• _Your objective_
Search the material below for the word "individuals" and copy every line in which it occurs.

• _Record extracts_
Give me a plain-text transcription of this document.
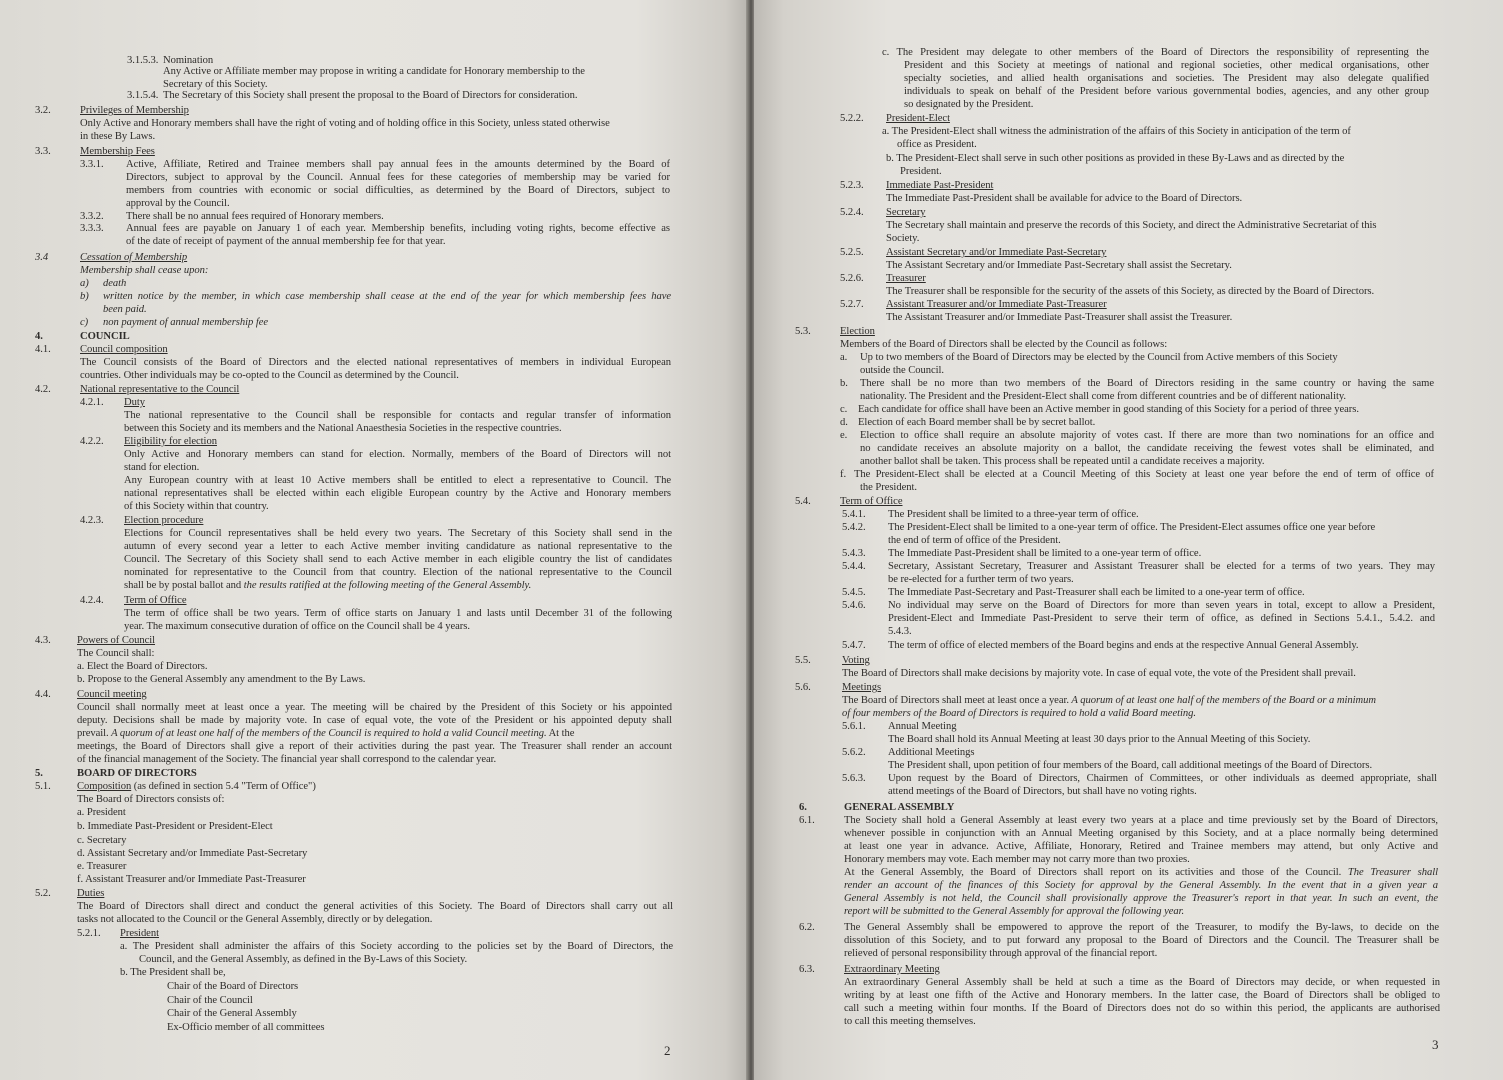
3.1.5.3. Nomination
Any Active or Affiliate member may propose in writing a candidate for Honorary membership to the
Secretary of this Society.
3.1.5.4. The Secretary of this Society shall present the proposal to the Board of Directors for consideration.
3.2.	Privileges of Membership
Only Active and Honorary members shall have the right of voting and of holding office in this Society, unless stated otherwise
in these By Laws.
3.3.	Membership Fees
3.3.1. Active, Affiliate, Retired and Trainee members shall pay annual fees in the amounts determined by the Board of
Directors, subject to approval by the Council. Annual fees for these categories of membership may be varied for
members from countries with economic or social difficulties, as determined by the Board of Directors, subject to
approval by the Council.
3.3.2. There shall be no annual fees required of Honorary members.
3.3.3. Annual fees are payable on January 1 of each year. Membership benefits, including voting rights, become effective as
of the date of receipt of payment of the annual membership fee for that year.
3.4	Cessation of Membership
Membership shall cease upon:
a) death
b) written notice by the member, in which case membership shall cease at the end of the year for which membership fees have
been paid.
c) non payment of annual membership fee
4.	COUNCIL
4.1.	Council composition
The Council consists of the Board of Directors and the elected national representatives of members in individual European
countries. Other individuals may be co-opted to the Council as determined by the Council.
4.2.	National representative to the Council
4.2.1. Duty
The national representative to the Council shall be responsible for contacts and regular transfer of information
between this Society and its members and the National Anaesthesia Societies in the respective countries.
4.2.2. Eligibility for election
Only Active and Honorary members can stand for election. Normally, members of the Board of Directors will not
stand for election.
Any European country with at least 10 Active members shall be entitled to elect a representative to Council. The
national representatives shall be elected within each eligible European country by the Active and Honorary members
of this Society within that country.
4.2.3. Election procedure
Elections for Council representatives shall be held every two years. The Secretary of this Society shall send in the
autumn of every second year a letter to each Active member inviting candidature as national representative to the
Council. The Secretary of this Society shall send to each Active member in each eligible country the list of candidates
nominated for representative to the Council from that country. Election of the national representative to the Council
shall be by postal ballot and the results ratified at the following meeting of the General Assembly.
4.2.4. Term of Office
The term of office shall be two years. Term of office starts on January 1 and lasts until December 31 of the following
year. The maximum consecutive duration of office on the Council shall be 4 years.
4.3. Powers of Council
The Council shall:
a. Elect the Board of Directors.
b. Propose to the General Assembly any amendment to the By Laws.
4.4. Council meeting
Council shall normally meet at least once a year. The meeting will be chaired by the President of this Society or his appointed
deputy. Decisions shall be made by majority vote. In case of equal vote, the vote of the President or his appointed deputy shall
prevail. A quorum of at least one half of the members of the Council is required to hold a valid Council meeting. At the
meetings, the Board of Directors shall give a report of their activities during the past year. The Treasurer shall render an account
of the financial management of the Society. The financial year shall correspond to the calendar year.
5.	BOARD OF DIRECTORS
5.1. Composition (as defined in section 5.4 "Term of Office")
The Board of Directors consists of:
a. President
b. Immediate Past-President or President-Elect
c. Secretary
d. Assistant Secretary and/or Immediate Past-Secretary
e. Treasurer
f. Assistant Treasurer and/or Immediate Past-Treasurer
5.2. Duties
The Board of Directors shall direct and conduct the general activities of this Society. The Board of Directors shall carry out all
tasks not allocated to the Council or the General Assembly, directly or by delegation.
5.2.1. President
a. The President shall administer the affairs of this Society according to the policies set by the Board of Directors, the
Council, and the General Assembly, as defined in the By-Laws of this Society.
b. The President shall be,
Chair of the Board of Directors
Chair of the Council
Chair of the General Assembly
Ex-Officio member of all committees
2
c. The President may delegate to other members of the Board of Directors the responsibility of representing the
President and this Society at meetings of national and regional societies, other medical organisations, other
specialty societies, and allied health organisations and societies. The President may also delegate qualified
individuals to speak on behalf of the President before various governmental bodies, agencies, and any other group
so designated by the President.
5.2.2. President-Elect
a. The President-Elect shall witness the administration of the affairs of this Society in anticipation of the term of
office as President.
b. The President-Elect shall serve in such other positions as provided in these By-Laws and as directed by the
President.
5.2.3. Immediate Past-President
The Immediate Past-President shall be available for advice to the Board of Directors.
5.2.4. Secretary
The Secretary shall maintain and preserve the records of this Society, and direct the Administrative Secretariat of this
Society.
5.2.5. Assistant Secretary and/or Immediate Past-Secretary
The Assistant Secretary and/or Immediate Past-Secretary shall assist the Secretary.
5.2.6. Treasurer
The Treasurer shall be responsible for the security of the assets of this Society, as directed by the Board of Directors.
5.2.7. Assistant Treasurer and/or Immediate Past-Treasurer
The Assistant Treasurer and/or Immediate Past-Treasurer shall assist the Treasurer.
5.3.	Election
Members of the Board of Directors shall be elected by the Council as follows:
a. Up to two members of the Board of Directors may be elected by the Council from Active members of this Society
outside the Council.
b. There shall be no more than two members of the Board of Directors residing in the same country or having the same
nationality. The President and the President-Elect shall come from different countries and be of different nationality.
c. Each candidate for office shall have been an Active member in good standing of this Society for a period of three years.
d. Election of each Board member shall be by secret ballot.
e. Election to office shall require an absolute majority of votes cast. If there are more than two nominations for an office and
no candidate receives an absolute majority on a ballot, the candidate receiving the fewest votes shall be eliminated, and
another ballot shall be taken. This process shall be repeated until a candidate receives a majority.
f. The President-Elect shall be elected at a Council Meeting of this Society at least one year before the end of term of office of
the President.
5.4.	Term of Office
5.4.1. The President shall be limited to a three-year term of office.
5.4.2. The President-Elect shall be limited to a one-year term of office. The President-Elect assumes office one year before
the end of term of office of the President.
5.4.3. The Immediate Past-President shall be limited to a one-year term of office.
5.4.4. Secretary, Assistant Secretary, Treasurer and Assistant Treasurer shall be elected for a terms of two years. They may
be re-elected for a further term of two years.
5.4.5. The Immediate Past-Secretary and Past-Treasurer shall each be limited to a one-year term of office.
5.4.6. No individual may serve on the Board of Directors for more than seven years in total, except to allow a President,
President-Elect and Immediate Past-President to serve their term of office, as defined in Sections 5.4.1., 5.4.2. and
5.4.3.
5.4.7. The term of office of elected members of the Board begins and ends at the respective Annual General Assembly.
5.5.	Voting
The Board of Directors shall make decisions by majority vote. In case of equal vote, the vote of the President shall prevail.
5.6.	Meetings
The Board of Directors shall meet at least once a year. A quorum of at least one half of the members of the Board or a minimum
of four members of the Board of Directors is required to hold a valid Board meeting.
5.6.1. Annual Meeting
The Board shall hold its Annual Meeting at least 30 days prior to the Annual Meeting of this Society.
5.6.2. Additional Meetings
The President shall, upon petition of four members of the Board, call additional meetings of the Board of Directors.
5.6.3. Upon request by the Board of Directors, Chairmen of Committees, or other individuals as deemed appropriate, shall
attend meetings of the Board of Directors, but shall have no voting rights.
6.	GENERAL ASSEMBLY
6.1.	The Society shall hold a General Assembly at least every two years at a place and time previously set by the Board of Directors,
whenever possible in conjunction with an Annual Meeting organised by this Society, and at a place normally being determined
at least one year in advance. Active, Affiliate, Honorary, Retired and Trainee members may attend, but only Active and
Honorary members may vote. Each member may not carry more than two proxies.
At the General Assembly, the Board of Directors shall report on its activities and those of the Council. The Treasurer shall
render an account of the finances of this Society for approval by the General Assembly. In the event that in a given year a
General Assembly is not held, the Council shall provisionally approve the Treasurer's report in that year. In such an event, the
report will be submitted to the General Assembly for approval the following year.
6.2.	The General Assembly shall be empowered to approve the report of the Treasurer, to modify the By-laws, to decide on the
dissolution of this Society, and to put forward any proposal to the Board of Directors and the Council. The Treasurer shall be
relieved of personal responsibility through approval of the financial report.
6.3.	Extraordinary Meeting
An extraordinary General Assembly shall be held at such a time as the Board of Directors may decide, or when requested in
writing by at least one fifth of the Active and Honorary members. In the latter case, the Board of Directors shall be obliged to
call such a meeting within four months. If the Board of Directors does not do so within this period, the applicants are authorised
to call this meeting themselves.
3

• _Task response_
countries. Other individuals may be co-opted to the Council as determined by the Council.
individuals to speak on behalf of the President before various governmental bodies, agencies, and any other group
5.6.3. Upon request by the Board of Directors, Chairmen of Committees, or other individuals as deemed appropriate, shall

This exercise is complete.